• **Exercise description**: Your task is to repeat the entries word for word while leaving out the pictures.

• **Excerpted data**:
——————

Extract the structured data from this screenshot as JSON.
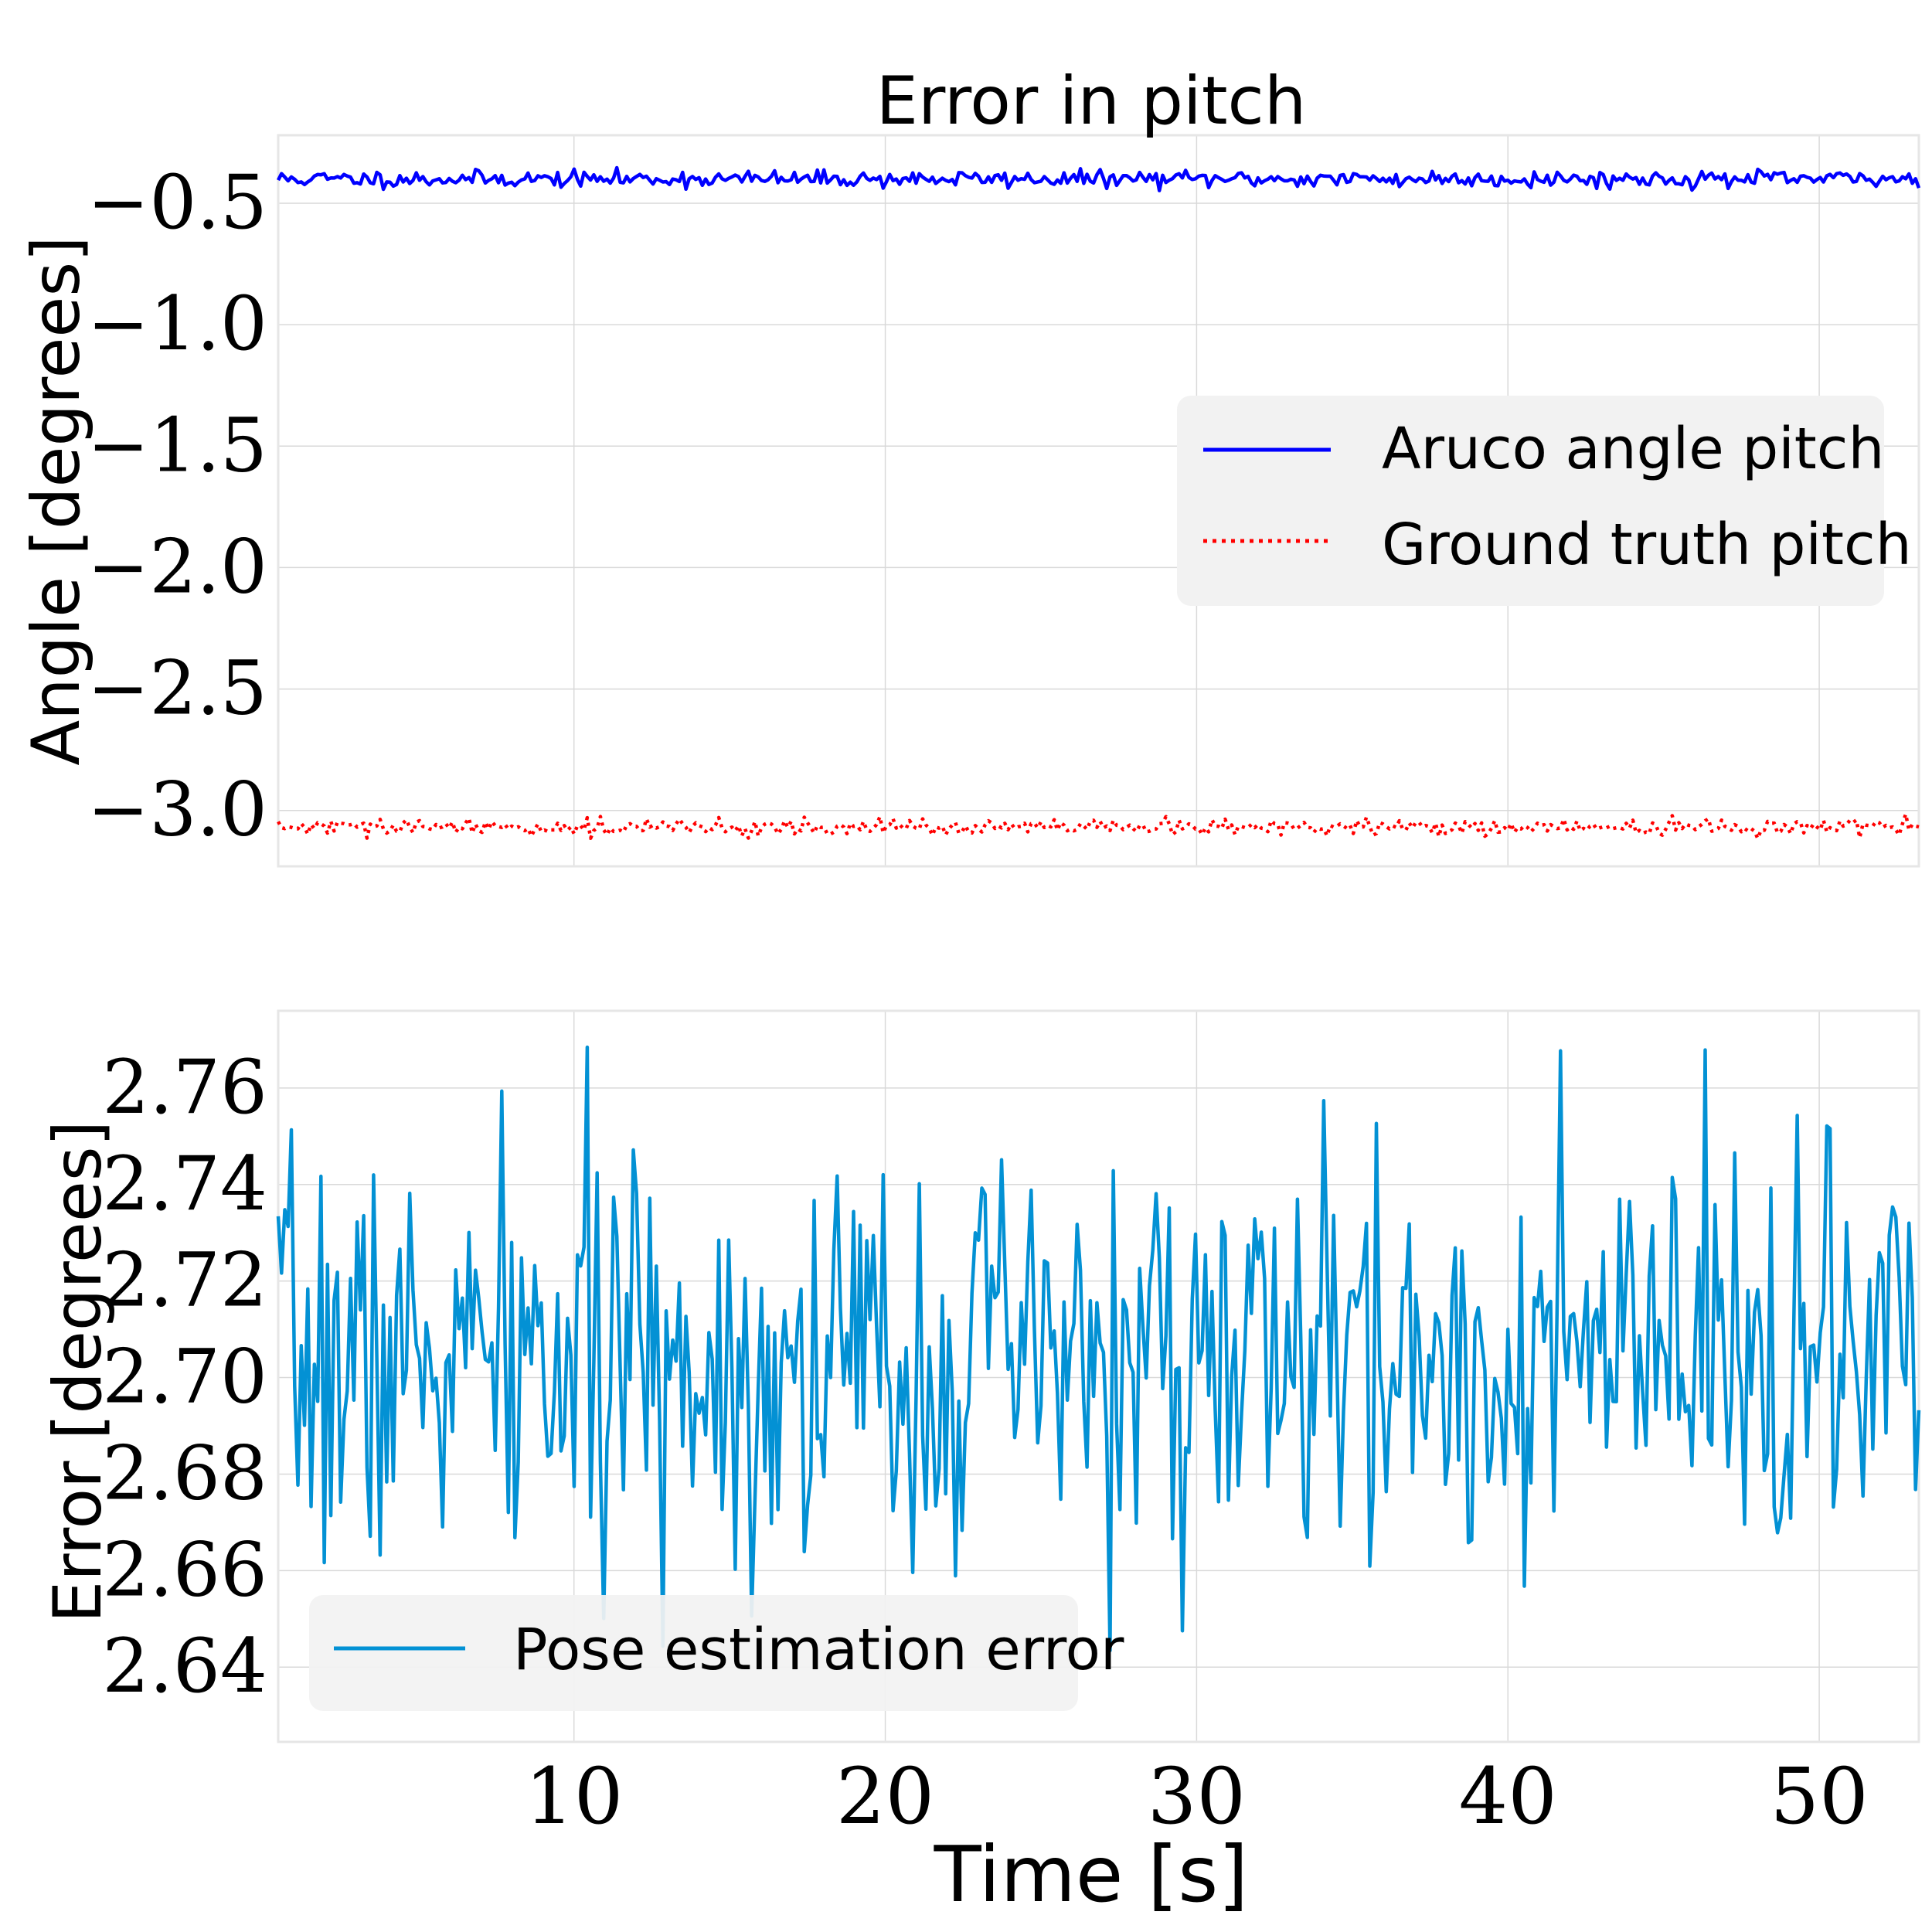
{
  "colors": {
    "background": "#ffffff",
    "grid": "#d9d9d9",
    "spine": "#e6e6e6",
    "legend_bg": "#f2f2f2",
    "text": "#000000"
  },
  "chart_data": [
    {
      "type": "line",
      "title": "Error in pitch",
      "xlabel": "",
      "ylabel": "Angle [degrees]",
      "xlim": [
        0.5,
        53.2
      ],
      "ylim": [
        -3.23,
        -0.22
      ],
      "xticks": [
        10,
        20,
        30,
        40,
        50
      ],
      "xtick_labels_visible": false,
      "yticks": [
        -3.0,
        -2.5,
        -2.0,
        -1.5,
        -1.0,
        -0.5
      ],
      "ytick_labels": [
        "−3.0",
        "−2.5",
        "−2.0",
        "−1.5",
        "−1.0",
        "−0.5"
      ],
      "grid": true,
      "legend_position": "center-right",
      "series": [
        {
          "name": "Aruco angle pitch",
          "color": "#0000ff",
          "style": "solid",
          "x_start": 0.5,
          "x_end": 53.2,
          "mean": -0.4,
          "noise": 0.017,
          "samples": 500,
          "seed": 11
        },
        {
          "name": "Ground truth pitch",
          "color": "#ff0000",
          "style": "dotted",
          "x_start": 0.5,
          "x_end": 53.2,
          "mean": -3.07,
          "noise": 0.017,
          "samples": 500,
          "seed": 29
        }
      ]
    },
    {
      "type": "line",
      "title": "",
      "xlabel": "Time [s]",
      "ylabel": "Error [degrees]",
      "xlim": [
        0.5,
        53.2
      ],
      "ylim": [
        2.6245,
        2.776
      ],
      "xticks": [
        10,
        20,
        30,
        40,
        50
      ],
      "xtick_labels": [
        "10",
        "20",
        "30",
        "40",
        "50"
      ],
      "yticks": [
        2.64,
        2.66,
        2.68,
        2.7,
        2.72,
        2.74,
        2.76
      ],
      "ytick_labels": [
        "2.64",
        "2.66",
        "2.68",
        "2.70",
        "2.72",
        "2.74",
        "2.76"
      ],
      "grid": true,
      "legend_position": "lower-left",
      "series": [
        {
          "name": "Pose estimation error",
          "color": "#0391d4",
          "style": "solid",
          "x_start": 0.5,
          "x_end": 53.2,
          "mean": 2.703,
          "noise": 0.021,
          "samples": 500,
          "seed": 7,
          "y_min_shown": 2.631,
          "y_max_shown": 2.769
        }
      ]
    }
  ]
}
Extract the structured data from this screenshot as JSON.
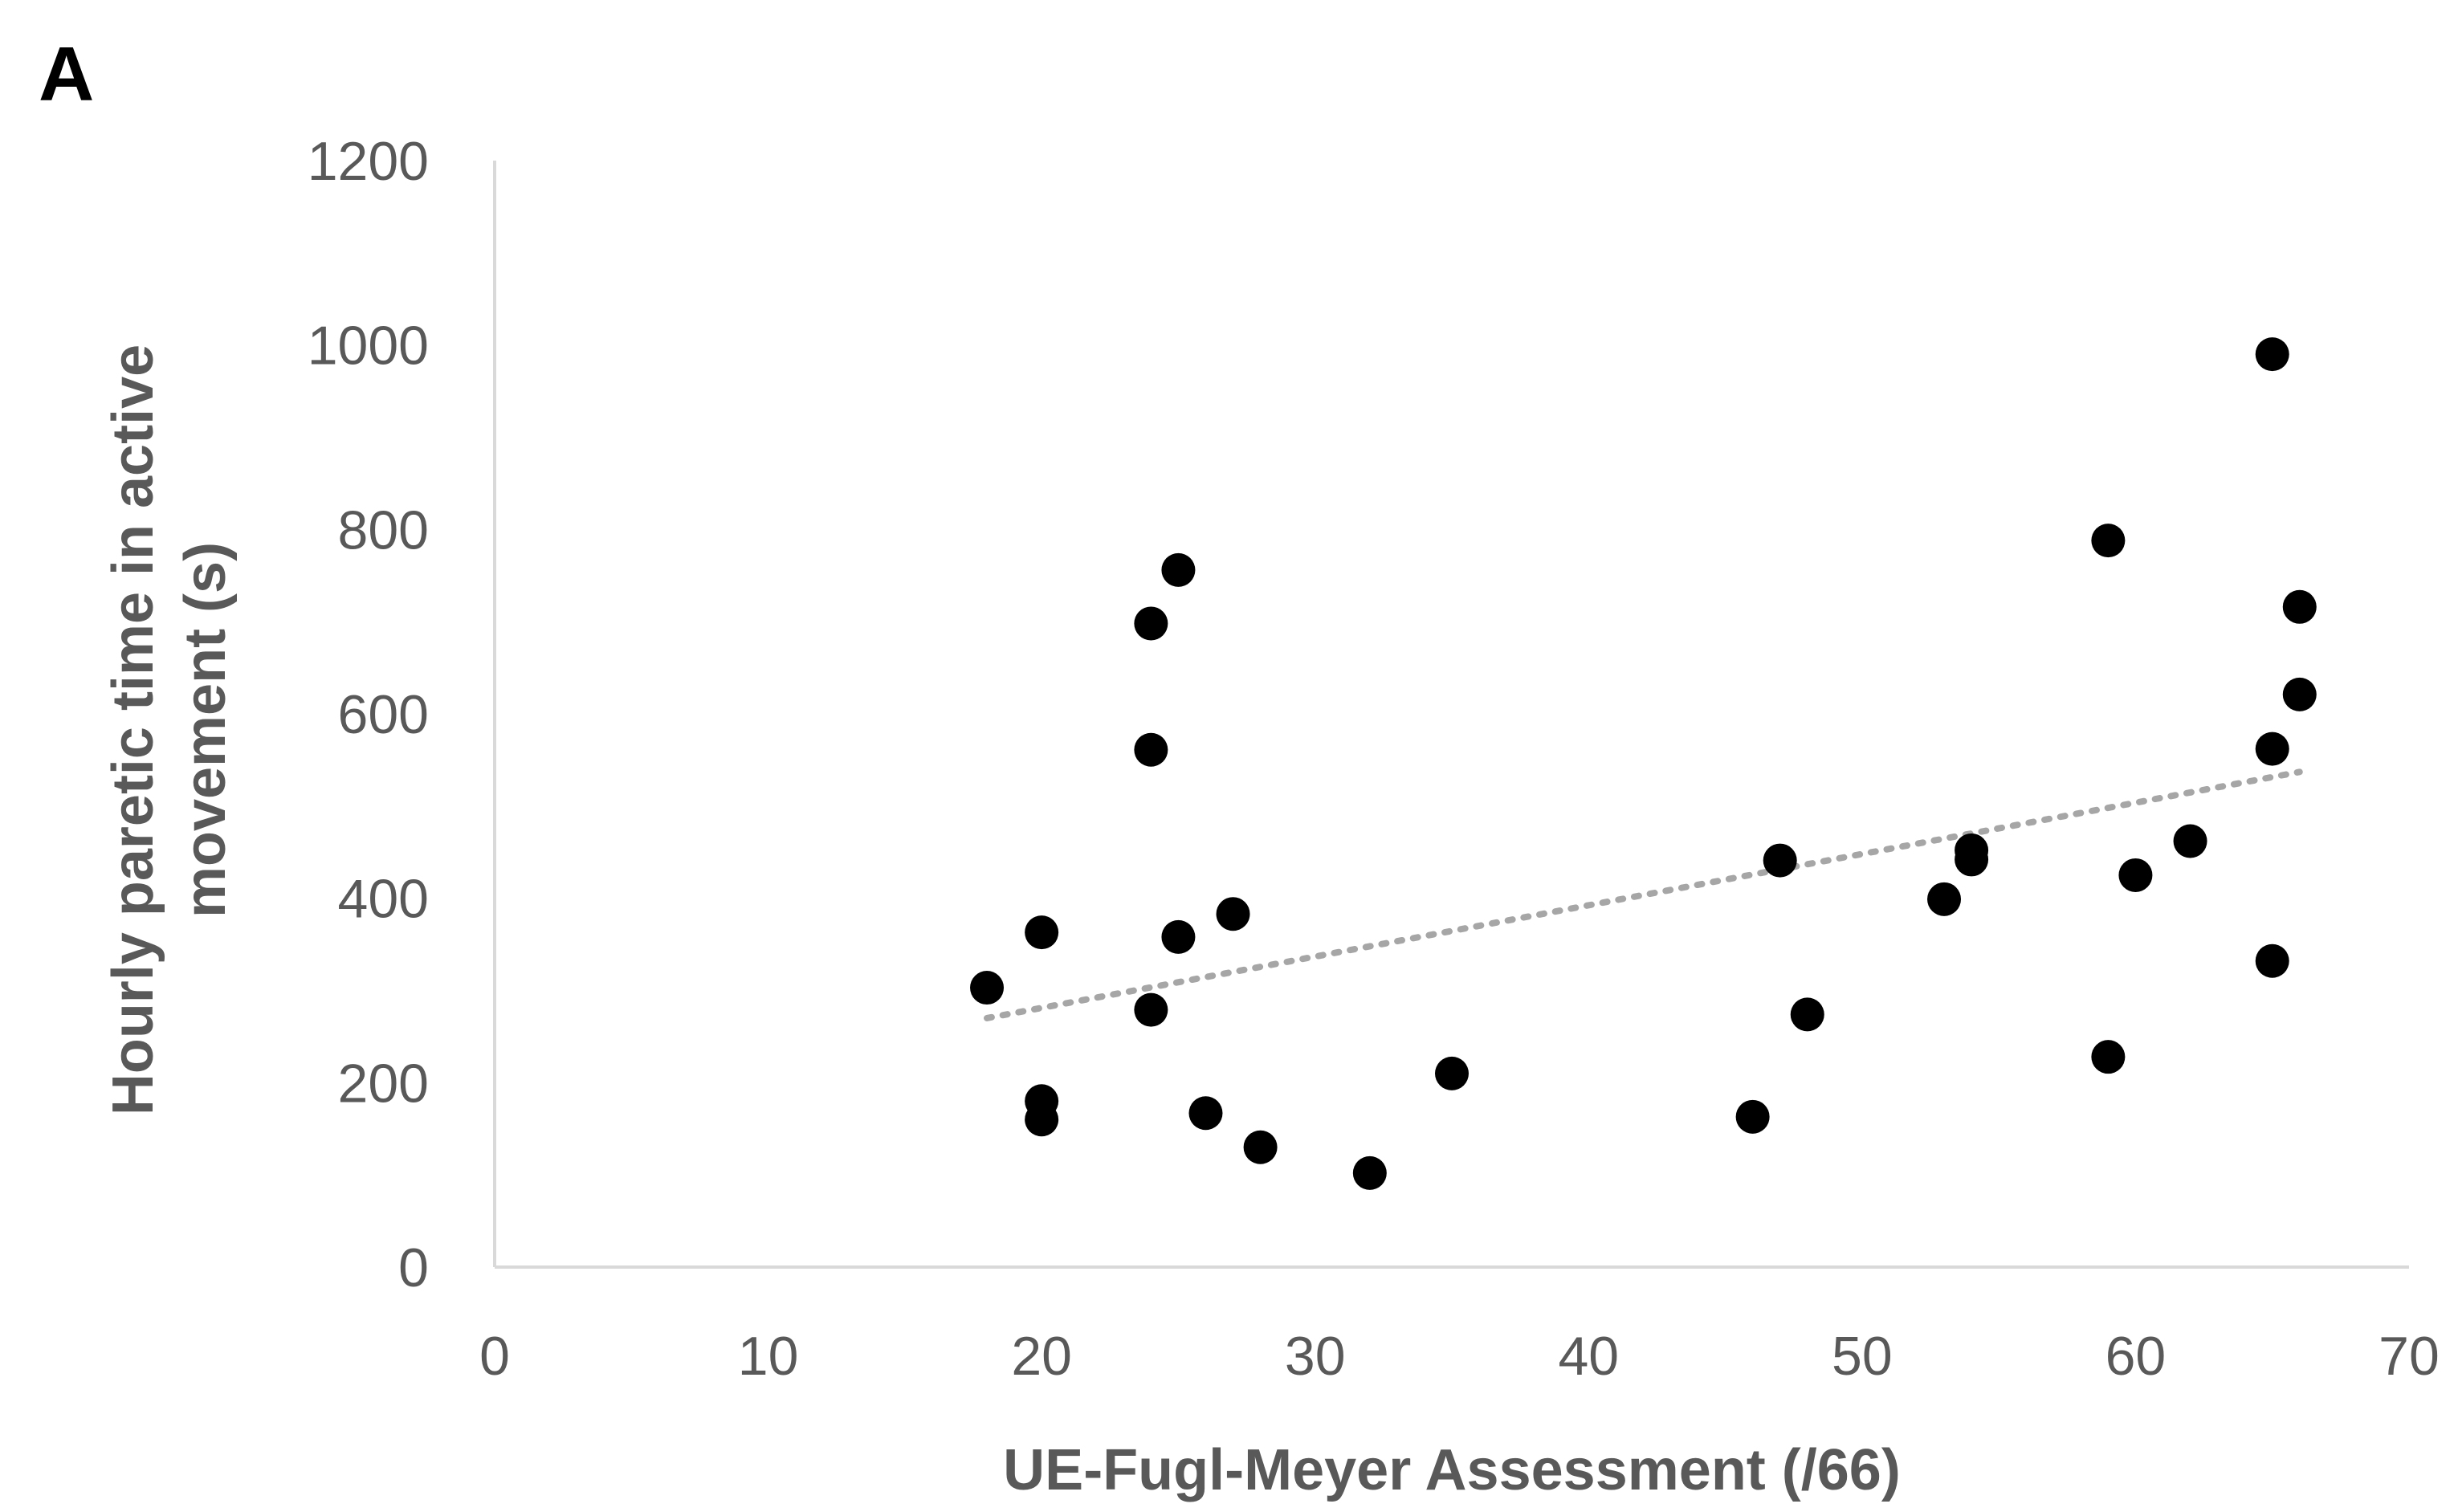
{
  "panel_label": "A",
  "chart_data": {
    "type": "scatter",
    "xlabel": "UE-Fugl-Meyer Assessment (/66)",
    "ylabel_lines": [
      "Hourly paretic time in active",
      "movement (s)"
    ],
    "xlim": [
      0,
      70
    ],
    "ylim": [
      0,
      1200
    ],
    "x_ticks": [
      0,
      10,
      20,
      30,
      40,
      50,
      60,
      70
    ],
    "y_ticks": [
      0,
      200,
      400,
      600,
      800,
      1000,
      1200
    ],
    "grid": false,
    "legend": false,
    "colors": {
      "points": "#000000",
      "trendline": "#a6a6a6",
      "axis": "#d9d9d9",
      "text": "#595959"
    },
    "points": [
      {
        "x": 18,
        "y": 303
      },
      {
        "x": 20,
        "y": 363
      },
      {
        "x": 20,
        "y": 180
      },
      {
        "x": 20,
        "y": 160
      },
      {
        "x": 24,
        "y": 698
      },
      {
        "x": 24,
        "y": 561
      },
      {
        "x": 24,
        "y": 279
      },
      {
        "x": 25,
        "y": 756
      },
      {
        "x": 25,
        "y": 358
      },
      {
        "x": 26,
        "y": 167
      },
      {
        "x": 27,
        "y": 383
      },
      {
        "x": 28,
        "y": 130
      },
      {
        "x": 32,
        "y": 102
      },
      {
        "x": 35,
        "y": 210
      },
      {
        "x": 46,
        "y": 163
      },
      {
        "x": 47,
        "y": 441
      },
      {
        "x": 48,
        "y": 274
      },
      {
        "x": 53,
        "y": 399
      },
      {
        "x": 54,
        "y": 452
      },
      {
        "x": 54,
        "y": 442
      },
      {
        "x": 59,
        "y": 788
      },
      {
        "x": 59,
        "y": 228
      },
      {
        "x": 60,
        "y": 425
      },
      {
        "x": 62,
        "y": 462
      },
      {
        "x": 65,
        "y": 990
      },
      {
        "x": 65,
        "y": 562
      },
      {
        "x": 65,
        "y": 332
      },
      {
        "x": 66,
        "y": 716
      },
      {
        "x": 66,
        "y": 621
      }
    ],
    "trendline": {
      "type": "linear",
      "style": "dotted",
      "x_start": 18,
      "y_start": 270,
      "x_end": 66,
      "y_end": 537
    }
  }
}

——————

• **Output**:
Extract the structured data from this screenshot as JSON.
{
  "colors": {
    "background": "#ffffff",
    "grid": "#d9d9d9",
    "spine": "#e6e6e6",
    "legend_bg": "#f2f2f2",
    "text": "#000000"
  },
  "chart_data": [
    {
      "type": "line",
      "title": "Error in pitch",
      "xlabel": "",
      "ylabel": "Angle [degrees]",
      "xlim": [
        0.5,
        53.2
      ],
      "ylim": [
        -3.23,
        -0.22
      ],
      "xticks": [
        10,
        20,
        30,
        40,
        50
      ],
      "xtick_labels_visible": false,
      "yticks": [
        -3.0,
        -2.5,
        -2.0,
        -1.5,
        -1.0,
        -0.5
      ],
      "ytick_labels": [
        "−3.0",
        "−2.5",
        "−2.0",
        "−1.5",
        "−1.0",
        "−0.5"
      ],
      "grid": true,
      "legend_position": "center-right",
      "series": [
        {
          "name": "Aruco angle pitch",
          "color": "#0000ff",
          "style": "solid",
          "x_start": 0.5,
          "x_end": 53.2,
          "mean": -0.4,
          "noise": 0.017,
          "samples": 500,
          "seed": 11
        },
        {
          "name": "Ground truth pitch",
          "color": "#ff0000",
          "style": "dotted",
          "x_start": 0.5,
          "x_end": 53.2,
          "mean": -3.07,
          "noise": 0.017,
          "samples": 500,
          "seed": 29
        }
      ]
    },
    {
      "type": "line",
      "title": "",
      "xlabel": "Time [s]",
      "ylabel": "Error [degrees]",
      "xlim": [
        0.5,
        53.2
      ],
      "ylim": [
        2.6245,
        2.776
      ],
      "xticks": [
        10,
        20,
        30,
        40,
        50
      ],
      "xtick_labels": [
        "10",
        "20",
        "30",
        "40",
        "50"
      ],
      "yticks": [
        2.64,
        2.66,
        2.68,
        2.7,
        2.72,
        2.74,
        2.76
      ],
      "ytick_labels": [
        "2.64",
        "2.66",
        "2.68",
        "2.70",
        "2.72",
        "2.74",
        "2.76"
      ],
      "grid": true,
      "legend_position": "lower-left",
      "series": [
        {
          "name": "Pose estimation error",
          "color": "#0391d4",
          "style": "solid",
          "x_start": 0.5,
          "x_end": 53.2,
          "mean": 2.703,
          "noise": 0.021,
          "samples": 500,
          "seed": 7,
          "y_min_shown": 2.631,
          "y_max_shown": 2.769
        }
      ]
    }
  ]
}
Extract the structured data from this screenshot as JSON.
{
  "panel_label": "A",
  "chart_data": {
    "type": "scatter",
    "xlabel": "UE-Fugl-Meyer Assessment (/66)",
    "ylabel_lines": [
      "Hourly paretic time in active",
      "movement (s)"
    ],
    "xlim": [
      0,
      70
    ],
    "ylim": [
      0,
      1200
    ],
    "x_ticks": [
      0,
      10,
      20,
      30,
      40,
      50,
      60,
      70
    ],
    "y_ticks": [
      0,
      200,
      400,
      600,
      800,
      1000,
      1200
    ],
    "grid": false,
    "legend": false,
    "colors": {
      "points": "#000000",
      "trendline": "#a6a6a6",
      "axis": "#d9d9d9",
      "text": "#595959"
    },
    "points": [
      {
        "x": 18,
        "y": 303
      },
      {
        "x": 20,
        "y": 363
      },
      {
        "x": 20,
        "y": 180
      },
      {
        "x": 20,
        "y": 160
      },
      {
        "x": 24,
        "y": 698
      },
      {
        "x": 24,
        "y": 561
      },
      {
        "x": 24,
        "y": 279
      },
      {
        "x": 25,
        "y": 756
      },
      {
        "x": 25,
        "y": 358
      },
      {
        "x": 26,
        "y": 167
      },
      {
        "x": 27,
        "y": 383
      },
      {
        "x": 28,
        "y": 130
      },
      {
        "x": 32,
        "y": 102
      },
      {
        "x": 35,
        "y": 210
      },
      {
        "x": 46,
        "y": 163
      },
      {
        "x": 47,
        "y": 441
      },
      {
        "x": 48,
        "y": 274
      },
      {
        "x": 53,
        "y": 399
      },
      {
        "x": 54,
        "y": 452
      },
      {
        "x": 54,
        "y": 442
      },
      {
        "x": 59,
        "y": 788
      },
      {
        "x": 59,
        "y": 228
      },
      {
        "x": 60,
        "y": 425
      },
      {
        "x": 62,
        "y": 462
      },
      {
        "x": 65,
        "y": 990
      },
      {
        "x": 65,
        "y": 562
      },
      {
        "x": 65,
        "y": 332
      },
      {
        "x": 66,
        "y": 716
      },
      {
        "x": 66,
        "y": 621
      }
    ],
    "trendline": {
      "type": "linear",
      "style": "dotted",
      "x_start": 18,
      "y_start": 270,
      "x_end": 66,
      "y_end": 537
    }
  }
}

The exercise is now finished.